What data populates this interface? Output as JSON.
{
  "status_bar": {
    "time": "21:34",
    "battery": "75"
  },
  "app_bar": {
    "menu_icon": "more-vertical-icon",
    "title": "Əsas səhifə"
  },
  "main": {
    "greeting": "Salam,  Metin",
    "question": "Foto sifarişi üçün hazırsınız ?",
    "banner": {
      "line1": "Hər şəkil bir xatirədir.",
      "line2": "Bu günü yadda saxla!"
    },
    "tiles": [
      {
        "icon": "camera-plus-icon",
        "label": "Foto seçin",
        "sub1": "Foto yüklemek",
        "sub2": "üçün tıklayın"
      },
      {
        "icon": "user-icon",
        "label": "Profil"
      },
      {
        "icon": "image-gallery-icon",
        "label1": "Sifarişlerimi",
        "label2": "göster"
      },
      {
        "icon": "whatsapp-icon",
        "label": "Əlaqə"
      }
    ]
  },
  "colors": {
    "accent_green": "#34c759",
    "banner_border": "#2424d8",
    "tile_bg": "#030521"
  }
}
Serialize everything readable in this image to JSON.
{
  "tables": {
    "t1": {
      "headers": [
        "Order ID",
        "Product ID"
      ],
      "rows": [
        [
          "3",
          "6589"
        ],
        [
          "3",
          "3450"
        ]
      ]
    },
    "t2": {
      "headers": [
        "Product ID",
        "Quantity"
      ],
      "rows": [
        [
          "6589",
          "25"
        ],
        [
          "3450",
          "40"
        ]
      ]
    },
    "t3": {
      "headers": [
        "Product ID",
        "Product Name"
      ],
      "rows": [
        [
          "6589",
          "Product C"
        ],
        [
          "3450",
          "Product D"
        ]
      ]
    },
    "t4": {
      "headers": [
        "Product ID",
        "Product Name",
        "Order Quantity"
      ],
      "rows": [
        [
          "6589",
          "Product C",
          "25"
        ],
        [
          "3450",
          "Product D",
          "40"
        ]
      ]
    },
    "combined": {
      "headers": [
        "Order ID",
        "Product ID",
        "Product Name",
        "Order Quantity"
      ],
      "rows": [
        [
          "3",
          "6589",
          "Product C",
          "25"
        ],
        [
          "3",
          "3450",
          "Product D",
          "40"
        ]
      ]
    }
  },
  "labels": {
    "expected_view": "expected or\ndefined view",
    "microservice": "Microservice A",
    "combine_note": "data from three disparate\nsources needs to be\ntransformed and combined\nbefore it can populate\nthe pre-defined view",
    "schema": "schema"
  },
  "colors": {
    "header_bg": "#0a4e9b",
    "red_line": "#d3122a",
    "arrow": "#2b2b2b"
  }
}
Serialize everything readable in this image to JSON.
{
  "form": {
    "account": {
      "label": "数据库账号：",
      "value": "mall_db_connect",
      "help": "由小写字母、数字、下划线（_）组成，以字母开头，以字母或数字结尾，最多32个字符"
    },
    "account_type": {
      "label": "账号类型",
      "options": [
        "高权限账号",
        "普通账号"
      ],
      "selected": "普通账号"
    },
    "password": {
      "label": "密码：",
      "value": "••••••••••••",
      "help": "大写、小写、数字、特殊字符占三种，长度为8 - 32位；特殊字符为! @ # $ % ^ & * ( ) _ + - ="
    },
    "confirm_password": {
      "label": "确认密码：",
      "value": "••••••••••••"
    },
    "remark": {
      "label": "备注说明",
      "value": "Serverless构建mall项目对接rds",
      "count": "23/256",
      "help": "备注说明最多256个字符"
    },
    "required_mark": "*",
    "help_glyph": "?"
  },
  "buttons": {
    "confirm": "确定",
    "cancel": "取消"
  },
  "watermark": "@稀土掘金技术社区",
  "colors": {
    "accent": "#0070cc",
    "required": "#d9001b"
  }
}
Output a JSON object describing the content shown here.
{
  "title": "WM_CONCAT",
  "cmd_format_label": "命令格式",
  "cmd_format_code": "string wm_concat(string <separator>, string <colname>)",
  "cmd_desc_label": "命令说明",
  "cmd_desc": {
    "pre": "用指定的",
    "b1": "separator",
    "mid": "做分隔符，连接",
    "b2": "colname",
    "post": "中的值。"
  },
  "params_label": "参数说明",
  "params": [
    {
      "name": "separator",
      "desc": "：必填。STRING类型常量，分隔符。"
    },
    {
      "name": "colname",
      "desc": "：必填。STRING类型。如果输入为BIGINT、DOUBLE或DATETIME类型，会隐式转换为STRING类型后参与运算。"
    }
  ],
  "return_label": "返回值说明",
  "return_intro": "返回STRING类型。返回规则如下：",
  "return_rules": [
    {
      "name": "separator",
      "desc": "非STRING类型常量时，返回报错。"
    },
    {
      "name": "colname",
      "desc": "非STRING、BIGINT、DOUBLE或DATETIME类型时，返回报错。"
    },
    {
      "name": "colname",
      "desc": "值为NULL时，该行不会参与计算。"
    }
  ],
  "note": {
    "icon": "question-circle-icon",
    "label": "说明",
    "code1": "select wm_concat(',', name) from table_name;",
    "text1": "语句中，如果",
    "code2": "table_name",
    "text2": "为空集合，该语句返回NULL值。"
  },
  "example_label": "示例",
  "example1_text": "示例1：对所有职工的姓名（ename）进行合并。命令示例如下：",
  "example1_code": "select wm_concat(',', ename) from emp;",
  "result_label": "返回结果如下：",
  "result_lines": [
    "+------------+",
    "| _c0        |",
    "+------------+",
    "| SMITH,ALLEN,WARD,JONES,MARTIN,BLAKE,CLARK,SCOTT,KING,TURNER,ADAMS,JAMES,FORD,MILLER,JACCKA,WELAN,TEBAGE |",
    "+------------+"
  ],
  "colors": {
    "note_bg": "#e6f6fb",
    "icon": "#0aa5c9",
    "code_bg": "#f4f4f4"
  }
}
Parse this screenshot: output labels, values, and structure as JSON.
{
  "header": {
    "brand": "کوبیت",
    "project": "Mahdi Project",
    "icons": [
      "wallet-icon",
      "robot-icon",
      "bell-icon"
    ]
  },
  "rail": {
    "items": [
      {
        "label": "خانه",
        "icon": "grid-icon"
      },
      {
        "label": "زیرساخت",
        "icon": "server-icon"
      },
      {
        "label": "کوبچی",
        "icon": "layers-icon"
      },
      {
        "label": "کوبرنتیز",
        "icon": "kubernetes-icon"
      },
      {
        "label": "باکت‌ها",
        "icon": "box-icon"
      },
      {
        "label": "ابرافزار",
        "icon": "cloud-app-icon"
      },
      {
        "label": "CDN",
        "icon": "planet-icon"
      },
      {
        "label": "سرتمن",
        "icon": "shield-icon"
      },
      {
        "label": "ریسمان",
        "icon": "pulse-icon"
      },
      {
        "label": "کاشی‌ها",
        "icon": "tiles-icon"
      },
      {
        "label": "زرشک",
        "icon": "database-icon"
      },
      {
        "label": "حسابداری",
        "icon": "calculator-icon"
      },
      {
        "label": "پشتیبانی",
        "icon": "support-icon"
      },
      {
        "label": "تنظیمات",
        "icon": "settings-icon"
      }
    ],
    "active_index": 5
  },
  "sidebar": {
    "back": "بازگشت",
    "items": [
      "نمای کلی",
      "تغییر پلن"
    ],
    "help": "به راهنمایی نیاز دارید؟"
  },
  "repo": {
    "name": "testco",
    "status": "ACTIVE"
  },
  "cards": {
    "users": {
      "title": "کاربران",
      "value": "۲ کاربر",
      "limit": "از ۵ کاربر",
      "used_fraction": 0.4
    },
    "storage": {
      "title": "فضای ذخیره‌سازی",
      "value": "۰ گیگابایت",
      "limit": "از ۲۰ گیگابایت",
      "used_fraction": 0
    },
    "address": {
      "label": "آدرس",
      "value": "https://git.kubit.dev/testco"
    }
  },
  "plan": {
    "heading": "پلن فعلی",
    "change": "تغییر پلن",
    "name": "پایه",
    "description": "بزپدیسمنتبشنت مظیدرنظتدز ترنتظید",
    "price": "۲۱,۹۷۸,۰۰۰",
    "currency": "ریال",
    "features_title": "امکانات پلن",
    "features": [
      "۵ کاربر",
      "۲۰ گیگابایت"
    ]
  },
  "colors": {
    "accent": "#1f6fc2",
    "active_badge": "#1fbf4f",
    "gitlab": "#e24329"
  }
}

..............................

• WHAT NEEDS TO BE DONE: State how many lines of the entries above include the word "گیگابایت", offering no text other than the number.

• THE RESPONSE: 3